• Data extract:
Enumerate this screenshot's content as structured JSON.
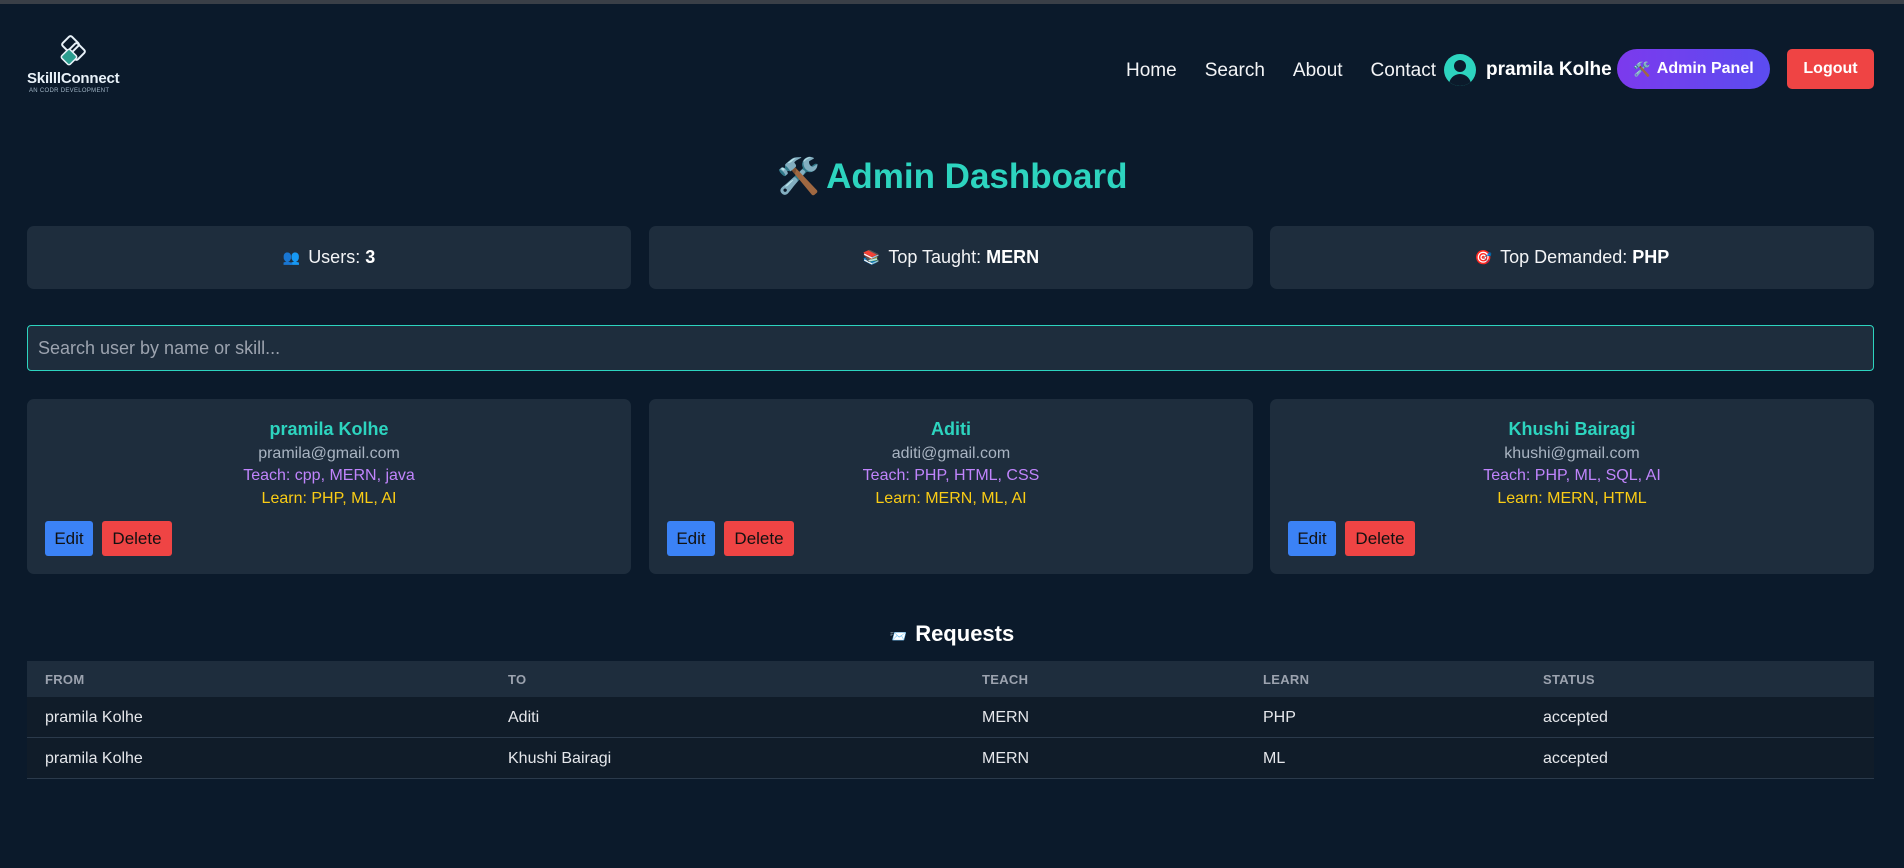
{
  "brand": {
    "name": "SkilllConnect",
    "tagline": "AN CODR DEVELOPMENT"
  },
  "nav": {
    "links": [
      "Home",
      "Search",
      "About",
      "Contact"
    ],
    "user_name": "pramila Kolhe",
    "admin_label": "Admin Panel",
    "logout_label": "Logout"
  },
  "page": {
    "title": "Admin Dashboard",
    "title_emoji": "🛠️"
  },
  "stats": [
    {
      "emoji": "👥",
      "label": "Users:",
      "value": "3"
    },
    {
      "emoji": "📚",
      "label": "Top Taught:",
      "value": "MERN"
    },
    {
      "emoji": "🎯",
      "label": "Top Demanded:",
      "value": "PHP"
    }
  ],
  "search": {
    "placeholder": "Search user by name or skill...",
    "value": ""
  },
  "users": [
    {
      "name": "pramila Kolhe",
      "email": "pramila@gmail.com",
      "teach": "Teach: cpp, MERN, java",
      "learn": "Learn: PHP, ML, AI"
    },
    {
      "name": "Aditi",
      "email": "aditi@gmail.com",
      "teach": "Teach: PHP, HTML, CSS",
      "learn": "Learn: MERN, ML, AI"
    },
    {
      "name": "Khushi Bairagi",
      "email": "khushi@gmail.com",
      "teach": "Teach: PHP, ML, SQL, AI",
      "learn": "Learn: MERN, HTML"
    }
  ],
  "card_buttons": {
    "edit": "Edit",
    "delete": "Delete"
  },
  "requests": {
    "title": "Requests",
    "emoji": "📨",
    "columns": [
      "FROM",
      "TO",
      "TEACH",
      "LEARN",
      "STATUS"
    ],
    "rows": [
      [
        "pramila Kolhe",
        "Aditi",
        "MERN",
        "PHP",
        "accepted"
      ],
      [
        "pramila Kolhe",
        "Khushi Bairagi",
        "MERN",
        "ML",
        "accepted"
      ]
    ]
  },
  "colors": {
    "accent": "#2dd4bf",
    "bg": "#0b1a2b",
    "panel": "#1e2d3d",
    "danger": "#ef4444",
    "primary": "#3b82f6",
    "purple": "#7c3aed",
    "teach": "#c084fc",
    "learn": "#facc15"
  }
}
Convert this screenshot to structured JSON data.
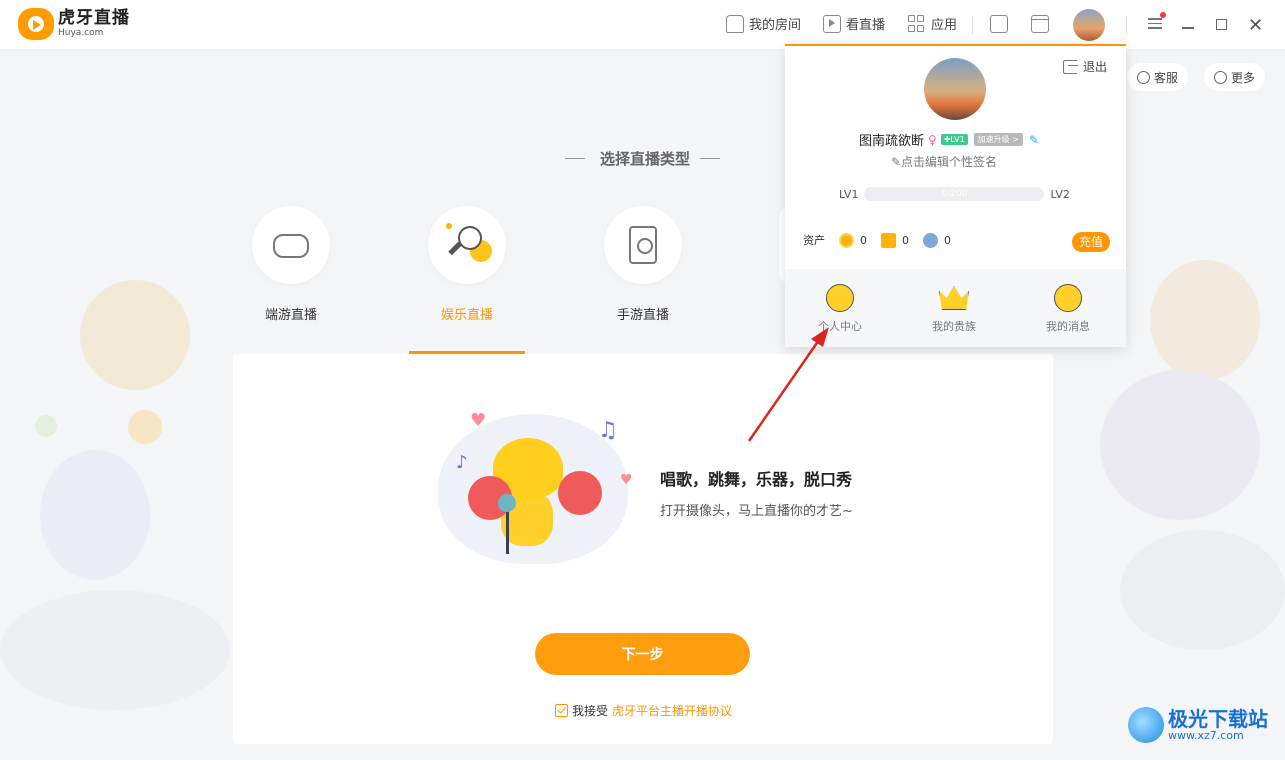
{
  "app": {
    "logo_cn": "虎牙直播",
    "logo_en": "Huya.com"
  },
  "topnav": {
    "my_room": "我的房间",
    "watch_live": "看直播",
    "apps": "应用"
  },
  "side_buttons": {
    "service": "客服",
    "more": "更多"
  },
  "section_title": "选择直播类型",
  "categories": [
    {
      "label": "端游直播",
      "icon": "gamepad-icon",
      "selected": false
    },
    {
      "label": "娱乐直播",
      "icon": "microphone-icon",
      "selected": true
    },
    {
      "label": "手游直播",
      "icon": "phone-icon",
      "selected": false
    }
  ],
  "entertainment": {
    "title": "唱歌，跳舞，乐器，脱口秀",
    "description": "打开摄像头，马上直播你的才艺~"
  },
  "next_button": "下一步",
  "agreement": {
    "prefix": "我接受",
    "link": "虎牙平台主播开播协议",
    "checked": true
  },
  "profile": {
    "logout": "退出",
    "username": "图南疏欲断",
    "gender_symbol": "♀",
    "level_badge": "✚LV1",
    "speed_badge": "加速升级 >",
    "edit_signature": "✎点击编辑个性签名",
    "level_current": "LV1",
    "level_next": "LV2",
    "level_progress": "0/200",
    "level_fraction": 0,
    "assets_label": "资产",
    "assets": [
      {
        "icon": "gold-coin-icon",
        "value": "0"
      },
      {
        "icon": "silver-bean-icon",
        "value": "0"
      },
      {
        "icon": "blue-gem-icon",
        "value": "0"
      }
    ],
    "recharge": "充值",
    "footer": {
      "personal_center": "个人中心",
      "my_noble": "我的贵族",
      "my_messages": "我的消息"
    }
  },
  "watermark": {
    "cn": "极光下载站",
    "url": "www.xz7.com"
  },
  "colors": {
    "accent": "#ff9600",
    "arrow": "#d9261c"
  }
}
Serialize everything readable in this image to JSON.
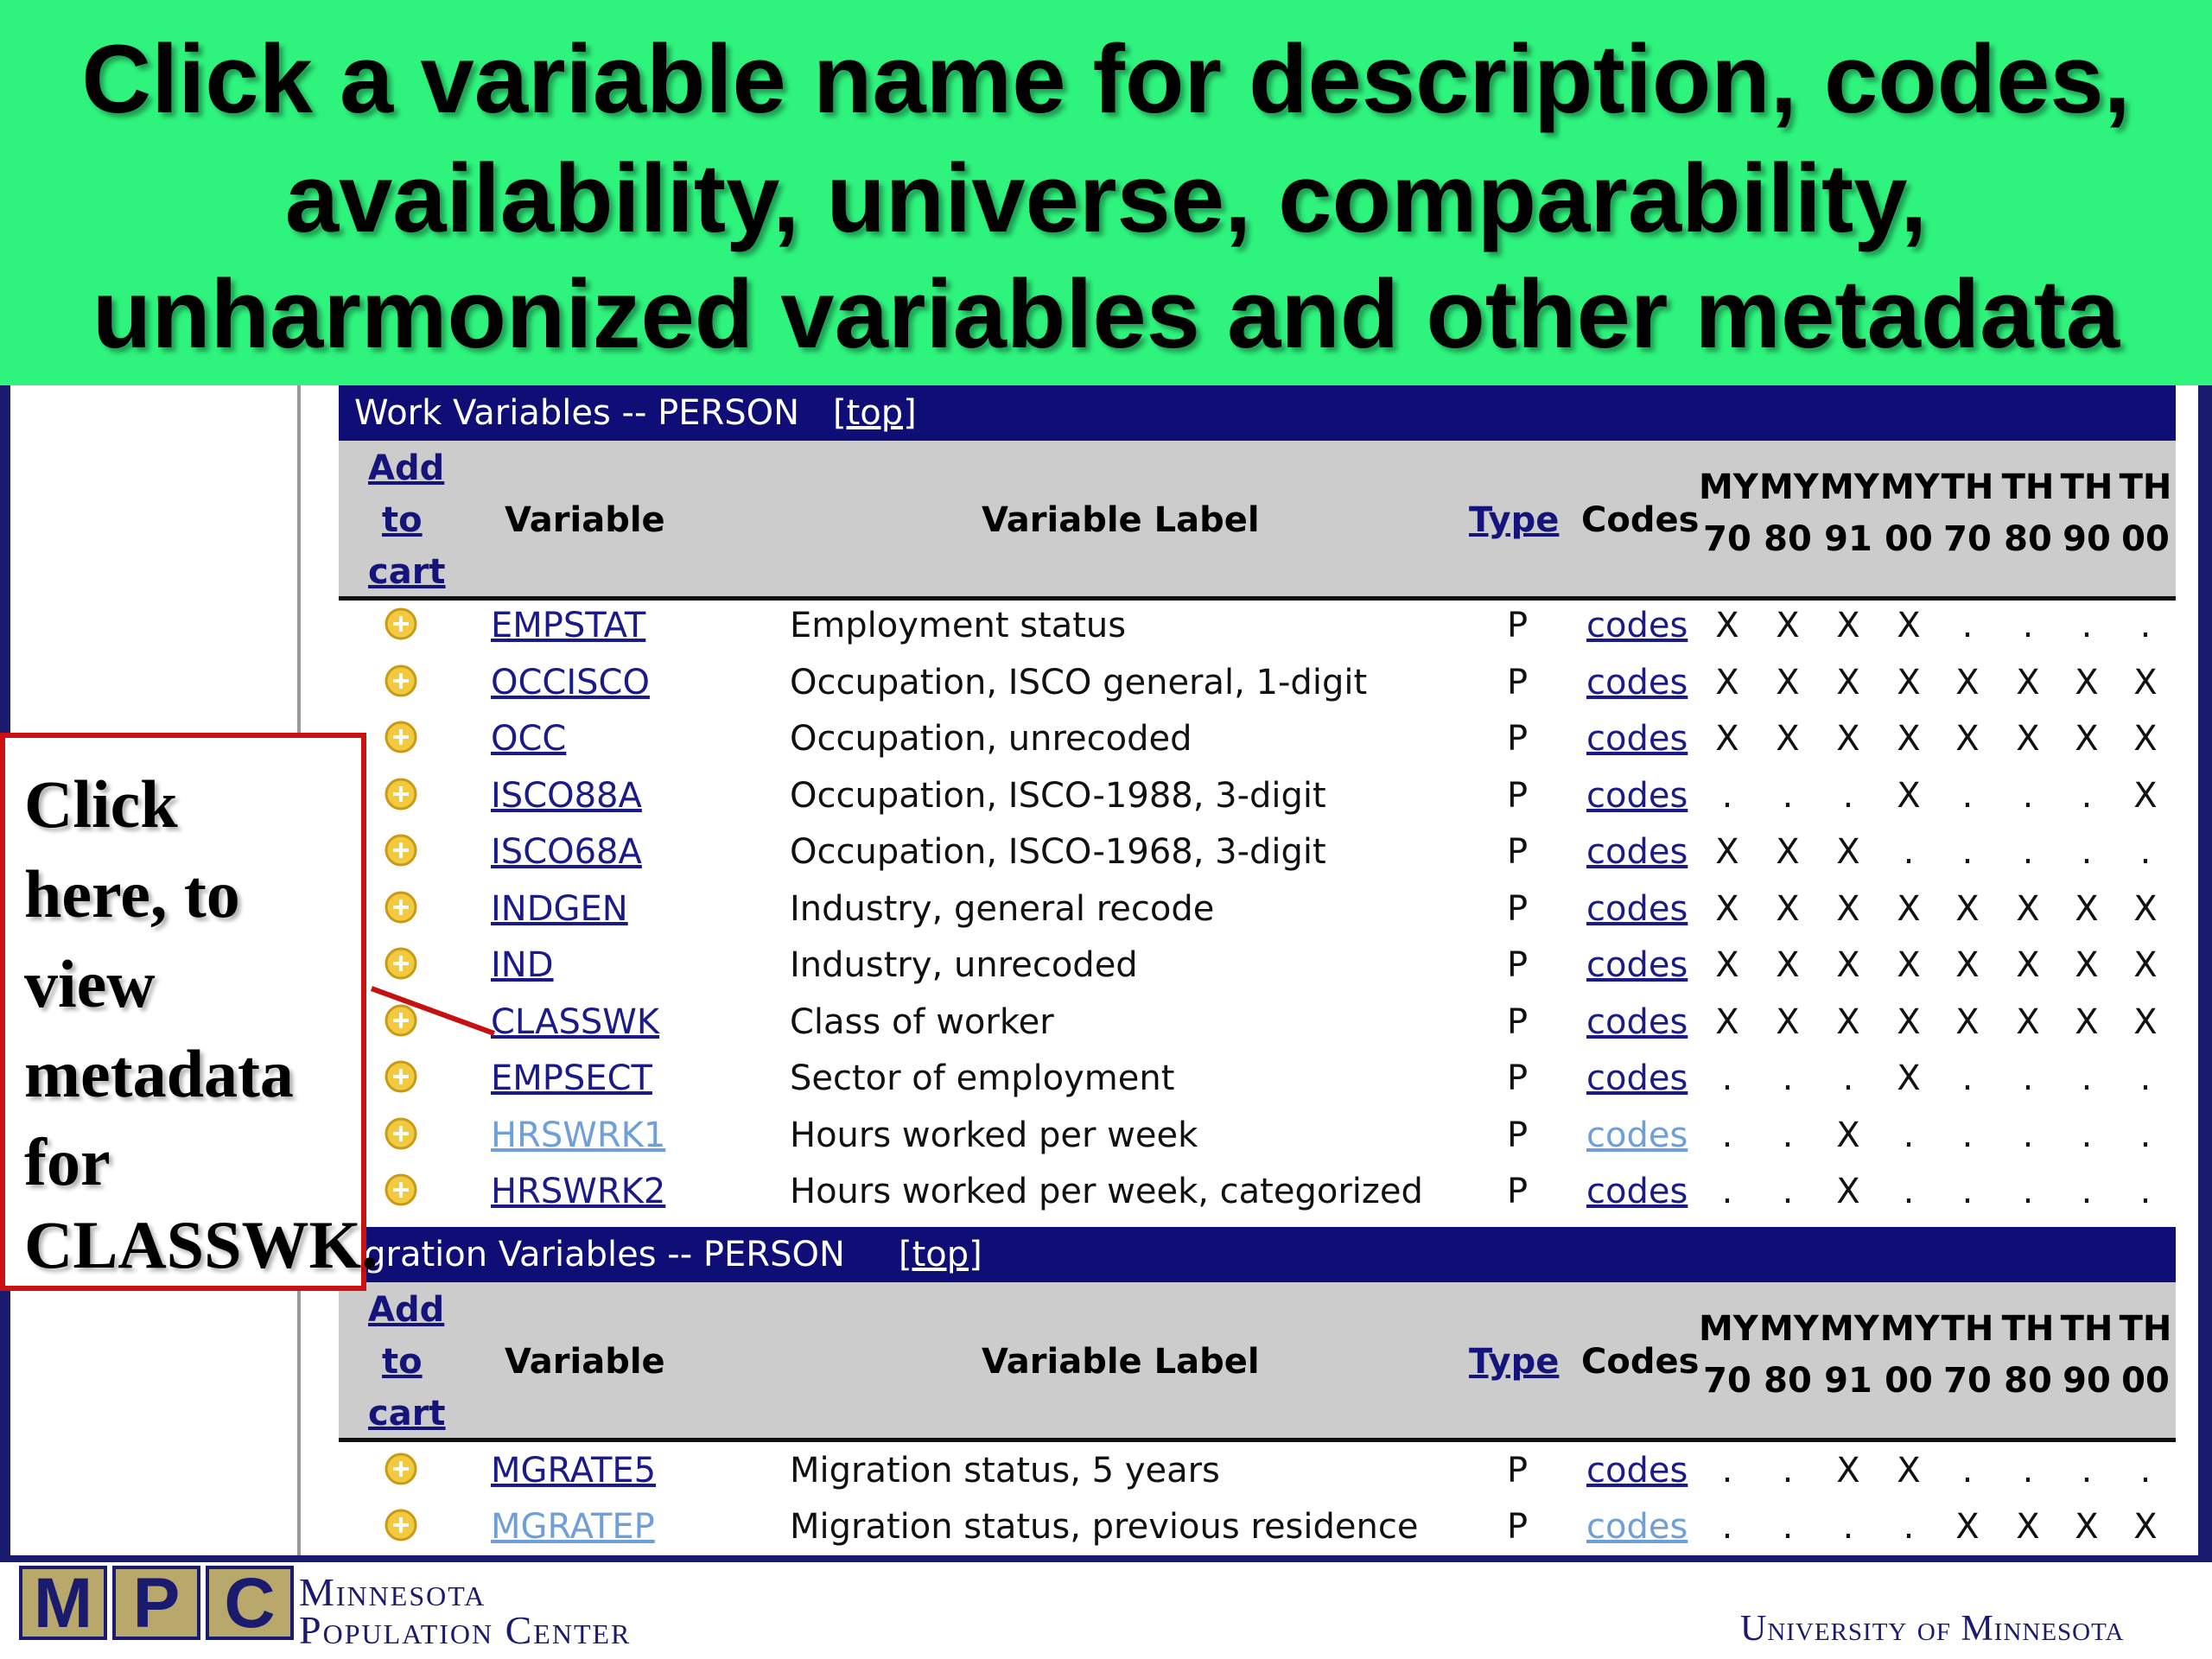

• Requirements:
Repeat the data above exactly, but not the pictures.

• Full output:
Enumerate this screenshot's content as structured JSON.
{
  "brand": {
    "name": "SkilllConnect",
    "tagline": "AN CODR DEVELOPMENT"
  },
  "nav": {
    "links": [
      "Home",
      "Search",
      "About",
      "Contact"
    ],
    "user_name": "pramila Kolhe",
    "admin_label": "Admin Panel",
    "logout_label": "Logout"
  },
  "page": {
    "title": "Admin Dashboard",
    "title_emoji": "🛠️"
  },
  "stats": [
    {
      "emoji": "👥",
      "label": "Users:",
      "value": "3"
    },
    {
      "emoji": "📚",
      "label": "Top Taught:",
      "value": "MERN"
    },
    {
      "emoji": "🎯",
      "label": "Top Demanded:",
      "value": "PHP"
    }
  ],
  "search": {
    "placeholder": "Search user by name or skill...",
    "value": ""
  },
  "users": [
    {
      "name": "pramila Kolhe",
      "email": "pramila@gmail.com",
      "teach": "Teach: cpp, MERN, java",
      "learn": "Learn: PHP, ML, AI"
    },
    {
      "name": "Aditi",
      "email": "aditi@gmail.com",
      "teach": "Teach: PHP, HTML, CSS",
      "learn": "Learn: MERN, ML, AI"
    },
    {
      "name": "Khushi Bairagi",
      "email": "khushi@gmail.com",
      "teach": "Teach: PHP, ML, SQL, AI",
      "learn": "Learn: MERN, HTML"
    }
  ],
  "card_buttons": {
    "edit": "Edit",
    "delete": "Delete"
  },
  "requests": {
    "title": "Requests",
    "emoji": "📨",
    "columns": [
      "FROM",
      "TO",
      "TEACH",
      "LEARN",
      "STATUS"
    ],
    "rows": [
      [
        "pramila Kolhe",
        "Aditi",
        "MERN",
        "PHP",
        "accepted"
      ],
      [
        "pramila Kolhe",
        "Khushi Bairagi",
        "MERN",
        "ML",
        "accepted"
      ]
    ]
  },
  "colors": {
    "accent": "#2dd4bf",
    "bg": "#0b1a2b",
    "panel": "#1e2d3d",
    "danger": "#ef4444",
    "primary": "#3b82f6",
    "purple": "#7c3aed",
    "teach": "#c084fc",
    "learn": "#facc15"
  }
}
Convert this screenshot to structured JSON data.
{
  "app": {
    "logo_cn": "虎牙直播",
    "logo_en": "Huya.com"
  },
  "topnav": {
    "my_room": "我的房间",
    "watch_live": "看直播",
    "apps": "应用"
  },
  "side_buttons": {
    "service": "客服",
    "more": "更多"
  },
  "section_title": "选择直播类型",
  "categories": [
    {
      "label": "端游直播",
      "icon": "gamepad-icon",
      "selected": false
    },
    {
      "label": "娱乐直播",
      "icon": "microphone-icon",
      "selected": true
    },
    {
      "label": "手游直播",
      "icon": "phone-icon",
      "selected": false
    }
  ],
  "entertainment": {
    "title": "唱歌，跳舞，乐器，脱口秀",
    "description": "打开摄像头，马上直播你的才艺~"
  },
  "next_button": "下一步",
  "agreement": {
    "prefix": "我接受",
    "link": "虎牙平台主播开播协议",
    "checked": true
  },
  "profile": {
    "logout": "退出",
    "username": "图南疏欲断",
    "gender_symbol": "♀",
    "level_badge": "✚LV1",
    "speed_badge": "加速升级 >",
    "edit_signature": "✎点击编辑个性签名",
    "level_current": "LV1",
    "level_next": "LV2",
    "level_progress": "0/200",
    "level_fraction": 0,
    "assets_label": "资产",
    "assets": [
      {
        "icon": "gold-coin-icon",
        "value": "0"
      },
      {
        "icon": "silver-bean-icon",
        "value": "0"
      },
      {
        "icon": "blue-gem-icon",
        "value": "0"
      }
    ],
    "recharge": "充值",
    "footer": {
      "personal_center": "个人中心",
      "my_noble": "我的贵族",
      "my_messages": "我的消息"
    }
  },
  "watermark": {
    "cn": "极光下载站",
    "url": "www.xz7.com"
  },
  "colors": {
    "accent": "#ff9600",
    "arrow": "#d9261c"
  }
}
Serialize everything readable in this image to JSON.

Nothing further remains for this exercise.